BEGIN Data extract

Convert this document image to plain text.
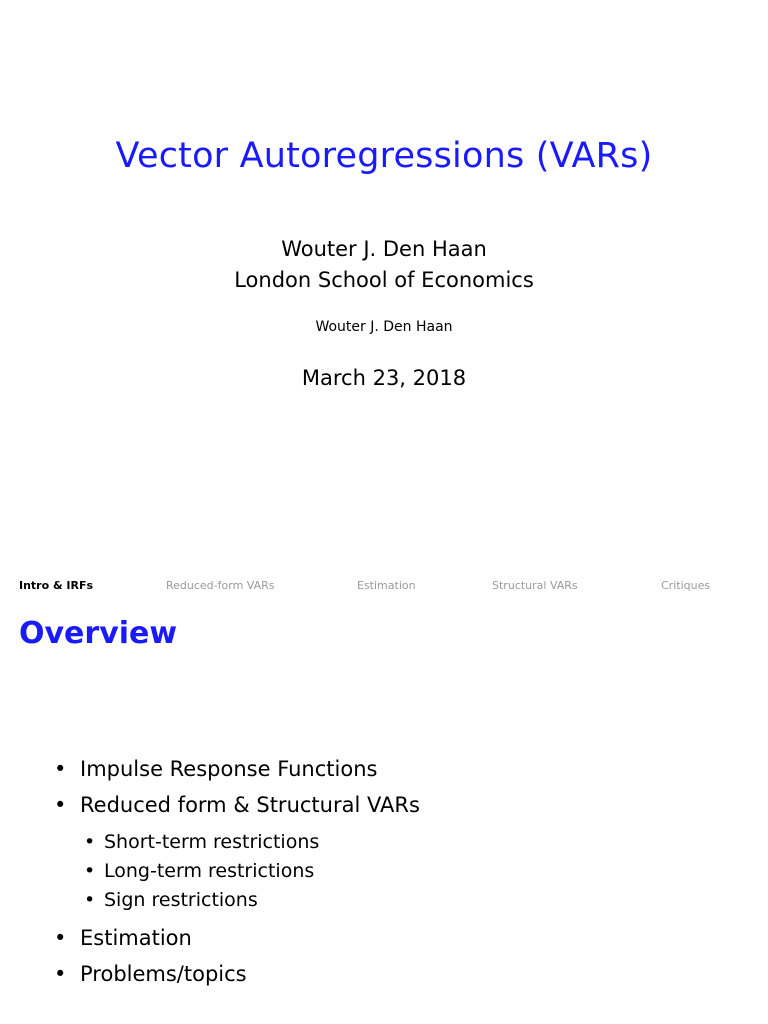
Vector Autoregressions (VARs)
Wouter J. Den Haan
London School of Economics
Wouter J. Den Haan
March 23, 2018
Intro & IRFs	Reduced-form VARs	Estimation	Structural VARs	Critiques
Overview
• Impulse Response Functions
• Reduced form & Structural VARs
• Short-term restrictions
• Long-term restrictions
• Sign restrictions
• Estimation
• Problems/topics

END Data extract
BEGIN Data extract

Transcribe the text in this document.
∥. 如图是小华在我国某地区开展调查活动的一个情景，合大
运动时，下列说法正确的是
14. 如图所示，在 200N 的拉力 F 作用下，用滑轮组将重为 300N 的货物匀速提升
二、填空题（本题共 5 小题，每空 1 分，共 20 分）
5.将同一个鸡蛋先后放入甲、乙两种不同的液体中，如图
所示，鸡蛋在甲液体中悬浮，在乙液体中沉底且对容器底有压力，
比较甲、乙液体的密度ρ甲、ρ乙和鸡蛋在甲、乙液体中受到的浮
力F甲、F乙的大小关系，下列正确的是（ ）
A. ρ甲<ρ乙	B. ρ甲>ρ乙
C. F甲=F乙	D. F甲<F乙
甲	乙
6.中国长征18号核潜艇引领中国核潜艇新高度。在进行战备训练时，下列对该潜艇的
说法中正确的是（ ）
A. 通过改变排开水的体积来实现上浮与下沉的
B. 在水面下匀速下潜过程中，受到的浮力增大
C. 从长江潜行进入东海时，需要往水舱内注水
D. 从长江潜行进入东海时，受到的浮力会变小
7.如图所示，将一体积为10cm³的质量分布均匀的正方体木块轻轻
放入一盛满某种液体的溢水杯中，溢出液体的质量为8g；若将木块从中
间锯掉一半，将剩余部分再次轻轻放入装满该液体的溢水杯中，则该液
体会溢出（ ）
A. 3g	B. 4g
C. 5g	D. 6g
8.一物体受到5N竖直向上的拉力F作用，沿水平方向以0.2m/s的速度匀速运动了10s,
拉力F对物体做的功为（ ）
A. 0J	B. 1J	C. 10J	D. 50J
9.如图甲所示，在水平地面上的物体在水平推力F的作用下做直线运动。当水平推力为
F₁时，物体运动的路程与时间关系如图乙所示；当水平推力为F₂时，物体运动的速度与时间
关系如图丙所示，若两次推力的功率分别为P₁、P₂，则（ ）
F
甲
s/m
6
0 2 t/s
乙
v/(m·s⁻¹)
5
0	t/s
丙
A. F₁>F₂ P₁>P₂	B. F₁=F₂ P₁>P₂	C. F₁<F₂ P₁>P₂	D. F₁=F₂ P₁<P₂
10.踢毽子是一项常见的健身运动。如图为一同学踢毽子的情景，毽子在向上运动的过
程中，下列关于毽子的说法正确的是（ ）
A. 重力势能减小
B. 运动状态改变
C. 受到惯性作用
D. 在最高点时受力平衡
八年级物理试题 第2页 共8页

END Data extract
BEGIN Data extract

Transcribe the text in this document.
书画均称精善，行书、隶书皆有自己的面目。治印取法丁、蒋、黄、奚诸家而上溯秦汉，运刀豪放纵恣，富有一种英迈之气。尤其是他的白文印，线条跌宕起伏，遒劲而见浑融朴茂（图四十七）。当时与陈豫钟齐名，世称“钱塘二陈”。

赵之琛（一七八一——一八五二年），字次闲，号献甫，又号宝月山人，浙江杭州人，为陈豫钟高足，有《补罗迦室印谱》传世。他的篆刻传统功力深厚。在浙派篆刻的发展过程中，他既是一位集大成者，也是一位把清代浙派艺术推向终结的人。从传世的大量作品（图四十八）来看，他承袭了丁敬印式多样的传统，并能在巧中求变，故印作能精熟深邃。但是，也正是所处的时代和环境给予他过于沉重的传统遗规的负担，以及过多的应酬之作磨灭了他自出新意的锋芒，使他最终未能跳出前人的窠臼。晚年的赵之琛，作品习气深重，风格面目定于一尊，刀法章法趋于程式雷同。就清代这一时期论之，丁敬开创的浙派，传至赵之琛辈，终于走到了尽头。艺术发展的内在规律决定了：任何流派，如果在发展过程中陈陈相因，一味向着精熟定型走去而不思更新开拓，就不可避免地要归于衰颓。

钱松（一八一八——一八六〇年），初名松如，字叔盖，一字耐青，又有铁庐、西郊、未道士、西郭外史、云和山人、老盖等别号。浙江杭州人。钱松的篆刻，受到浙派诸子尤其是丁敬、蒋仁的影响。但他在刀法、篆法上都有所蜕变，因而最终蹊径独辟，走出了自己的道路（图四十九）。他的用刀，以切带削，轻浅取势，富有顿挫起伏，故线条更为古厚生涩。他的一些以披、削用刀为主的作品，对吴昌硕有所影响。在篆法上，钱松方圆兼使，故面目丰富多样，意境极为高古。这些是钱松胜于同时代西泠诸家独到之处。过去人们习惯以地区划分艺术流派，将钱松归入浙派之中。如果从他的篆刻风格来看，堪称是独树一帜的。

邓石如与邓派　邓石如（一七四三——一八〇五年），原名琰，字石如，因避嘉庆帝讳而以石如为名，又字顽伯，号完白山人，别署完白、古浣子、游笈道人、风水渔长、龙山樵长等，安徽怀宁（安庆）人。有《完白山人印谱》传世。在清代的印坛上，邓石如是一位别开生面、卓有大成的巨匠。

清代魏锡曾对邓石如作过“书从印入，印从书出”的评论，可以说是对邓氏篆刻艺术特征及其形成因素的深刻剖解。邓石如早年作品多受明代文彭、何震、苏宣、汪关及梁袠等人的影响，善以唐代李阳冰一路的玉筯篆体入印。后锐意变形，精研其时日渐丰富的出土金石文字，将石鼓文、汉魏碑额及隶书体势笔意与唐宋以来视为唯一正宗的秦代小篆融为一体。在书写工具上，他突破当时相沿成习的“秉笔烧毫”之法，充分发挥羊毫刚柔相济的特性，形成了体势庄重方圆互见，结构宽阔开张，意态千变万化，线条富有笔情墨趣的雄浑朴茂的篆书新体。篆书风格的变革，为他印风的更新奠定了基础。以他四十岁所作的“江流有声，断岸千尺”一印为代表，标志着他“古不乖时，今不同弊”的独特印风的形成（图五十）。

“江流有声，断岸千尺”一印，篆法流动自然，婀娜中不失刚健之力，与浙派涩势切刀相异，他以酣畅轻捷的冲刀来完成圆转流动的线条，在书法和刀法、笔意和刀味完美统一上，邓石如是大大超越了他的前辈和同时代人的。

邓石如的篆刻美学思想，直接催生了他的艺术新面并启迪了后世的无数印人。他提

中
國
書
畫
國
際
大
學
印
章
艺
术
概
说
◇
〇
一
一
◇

END Data extract

▸ **Brief**
Count the lines in the material above where the string "从长江潜行进入东海时" appears, then state only that count.

▸ **Response to the exercise**
2